Material ▸

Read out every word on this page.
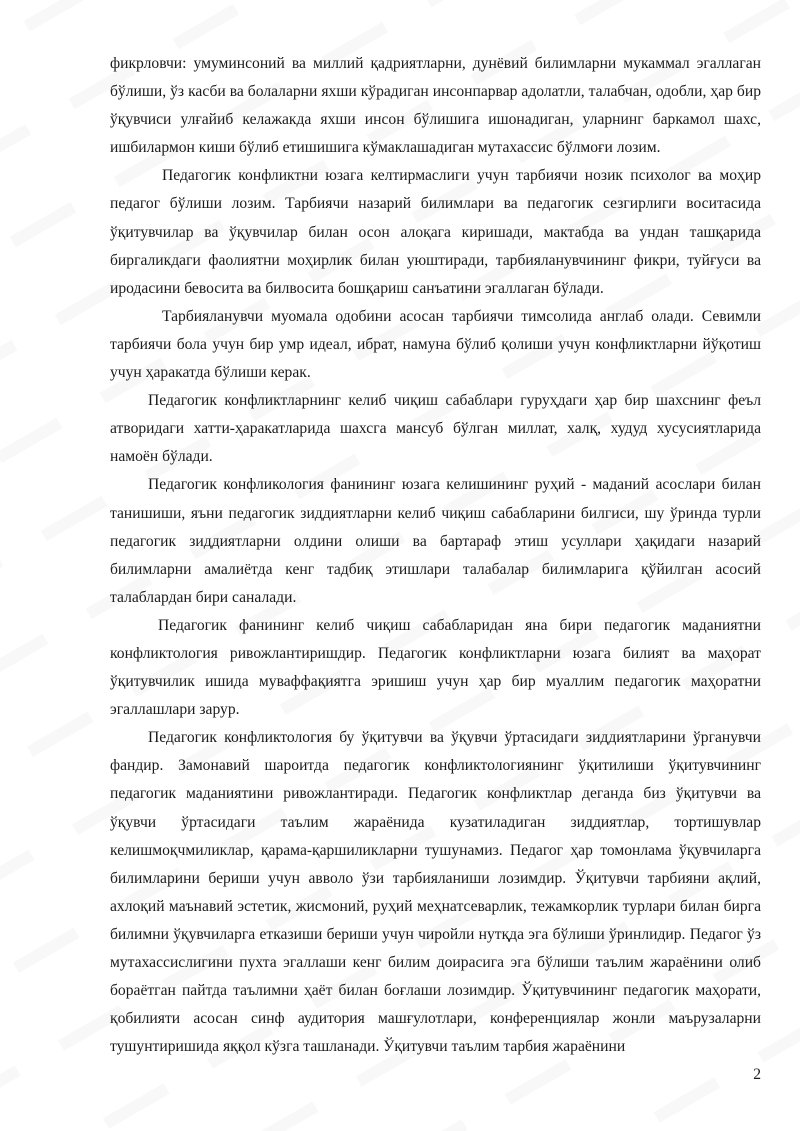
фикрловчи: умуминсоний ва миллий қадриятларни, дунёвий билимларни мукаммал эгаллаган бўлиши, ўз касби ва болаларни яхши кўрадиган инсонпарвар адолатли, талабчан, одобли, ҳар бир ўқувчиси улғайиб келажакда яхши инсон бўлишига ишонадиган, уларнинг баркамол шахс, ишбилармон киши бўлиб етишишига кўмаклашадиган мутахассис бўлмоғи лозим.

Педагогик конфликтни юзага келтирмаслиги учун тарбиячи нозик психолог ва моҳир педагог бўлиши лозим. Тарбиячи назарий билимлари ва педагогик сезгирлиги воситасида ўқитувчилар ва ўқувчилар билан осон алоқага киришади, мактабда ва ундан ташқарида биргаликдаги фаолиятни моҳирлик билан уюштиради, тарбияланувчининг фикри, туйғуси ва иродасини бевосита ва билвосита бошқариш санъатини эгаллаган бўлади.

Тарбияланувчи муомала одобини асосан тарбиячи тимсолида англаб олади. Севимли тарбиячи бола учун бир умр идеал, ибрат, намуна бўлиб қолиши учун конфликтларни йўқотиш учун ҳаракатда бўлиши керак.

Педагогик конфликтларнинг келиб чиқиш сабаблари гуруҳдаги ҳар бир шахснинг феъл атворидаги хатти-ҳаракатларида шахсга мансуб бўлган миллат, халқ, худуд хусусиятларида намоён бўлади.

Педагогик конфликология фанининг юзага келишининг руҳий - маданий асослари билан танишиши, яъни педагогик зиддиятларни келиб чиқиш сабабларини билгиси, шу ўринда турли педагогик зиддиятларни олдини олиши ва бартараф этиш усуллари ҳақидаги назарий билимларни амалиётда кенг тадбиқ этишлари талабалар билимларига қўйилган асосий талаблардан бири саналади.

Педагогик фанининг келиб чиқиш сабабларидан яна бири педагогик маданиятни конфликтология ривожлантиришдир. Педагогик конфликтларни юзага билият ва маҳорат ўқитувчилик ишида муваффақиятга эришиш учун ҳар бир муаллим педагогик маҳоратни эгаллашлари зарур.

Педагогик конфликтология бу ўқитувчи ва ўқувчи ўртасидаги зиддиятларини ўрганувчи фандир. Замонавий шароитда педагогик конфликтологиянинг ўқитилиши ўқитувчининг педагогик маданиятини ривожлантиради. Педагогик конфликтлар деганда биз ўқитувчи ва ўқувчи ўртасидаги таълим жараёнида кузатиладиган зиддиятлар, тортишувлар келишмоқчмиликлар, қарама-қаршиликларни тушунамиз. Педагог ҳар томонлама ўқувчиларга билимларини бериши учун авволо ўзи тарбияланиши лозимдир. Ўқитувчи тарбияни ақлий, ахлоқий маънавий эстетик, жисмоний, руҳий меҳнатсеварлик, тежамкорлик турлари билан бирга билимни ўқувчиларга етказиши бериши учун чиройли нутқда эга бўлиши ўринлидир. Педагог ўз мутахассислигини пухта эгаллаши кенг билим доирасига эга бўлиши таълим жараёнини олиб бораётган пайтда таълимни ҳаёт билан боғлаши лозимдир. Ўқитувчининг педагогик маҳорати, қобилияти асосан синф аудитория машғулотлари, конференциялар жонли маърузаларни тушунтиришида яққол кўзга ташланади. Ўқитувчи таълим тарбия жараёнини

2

Problem statement ▸ Transcribe the whole listing, character for character, but not its images.

Final answer ▸
Read out every word on this page.
фикрловчи: умуминсоний ва миллий қадриятларни, дунёвий билимларни мукаммал эгаллаган бўлиши, ўз касби ва болаларни яхши кўрадиган инсонпарвар адолатли, талабчан, одобли, ҳар бир ўқувчиси улғайиб келажакда яхши инсон бўлишига ишонадиган, уларнинг баркамол шахс, ишбилармон киши бўлиб етишишига кўмаклашадиган мутахассис бўлмоғи лозим.

Педагогик конфликтни юзага келтирмаслиги учун тарбиячи нозик психолог ва моҳир педагог бўлиши лозим. Тарбиячи назарий билимлари ва педагогик сезгирлиги воситасида ўқитувчилар ва ўқувчилар билан осон алоқага киришади, мактабда ва ундан ташқарида биргаликдаги фаолиятни моҳирлик билан уюштиради, тарбияланувчининг фикри, туйғуси ва иродасини бевосита ва билвосита бошқариш санъатини эгаллаган бўлади.

Тарбияланувчи муомала одобини асосан тарбиячи тимсолида англаб олади. Севимли тарбиячи бола учун бир умр идеал, ибрат, намуна бўлиб қолиши учун конфликтларни йўқотиш учун ҳаракатда бўлиши керак.

Педагогик конфликтларнинг келиб чиқиш сабаблари гуруҳдаги ҳар бир шахснинг феъл атворидаги хатти-ҳаракатларида шахсга мансуб бўлган миллат, халқ, худуд хусусиятларида намоён бўлади.

Педагогик конфликология фанининг юзага келишининг руҳий - маданий асослари билан танишиши, яъни педагогик зиддиятларни келиб чиқиш сабабларини билгиси, шу ўринда турли педагогик зиддиятларни олдини олиши ва бартараф этиш усуллари ҳақидаги назарий билимларни амалиётда кенг тадбиқ этишлари талабалар билимларига қўйилган асосий талаблардан бири саналади.

Педагогик фанининг келиб чиқиш сабабларидан яна бири педагогик маданиятни конфликтология ривожлантиришдир. Педагогик конфликтларни юзага билият ва маҳорат ўқитувчилик ишида муваффақиятга эришиш учун ҳар бир муаллим педагогик маҳоратни эгаллашлари зарур.

Педагогик конфликтология бу ўқитувчи ва ўқувчи ўртасидаги зиддиятларини ўрганувчи фандир. Замонавий шароитда педагогик конфликтологиянинг ўқитилиши ўқитувчининг педагогик маданиятини ривожлантиради. Педагогик конфликтлар деганда биз ўқитувчи ва ўқувчи ўртасидаги таълим жараёнида кузатиладиган зиддиятлар, тортишувлар келишмоқчмиликлар, қарама-қаршиликларни тушунамиз. Педагог ҳар томонлама ўқувчиларга билимларини бериши учун авволо ўзи тарбияланиши лозимдир. Ўқитувчи тарбияни ақлий, ахлоқий маънавий эстетик, жисмоний, руҳий меҳнатсеварлик, тежамкорлик турлари билан бирга билимни ўқувчиларга етказиши бериши учун чиройли нутқда эга бўлиши ўринлидир. Педагог ўз мутахассислигини пухта эгаллаши кенг билим доирасига эга бўлиши таълим жараёнини олиб бораётган пайтда таълимни ҳаёт билан боғлаши лозимдир. Ўқитувчининг педагогик маҳорати, қобилияти асосан синф аудитория машғулотлари, конференциялар жонли маърузаларни тушунтиришида яққол кўзга ташланади. Ўқитувчи таълим тарбия жараёнини

2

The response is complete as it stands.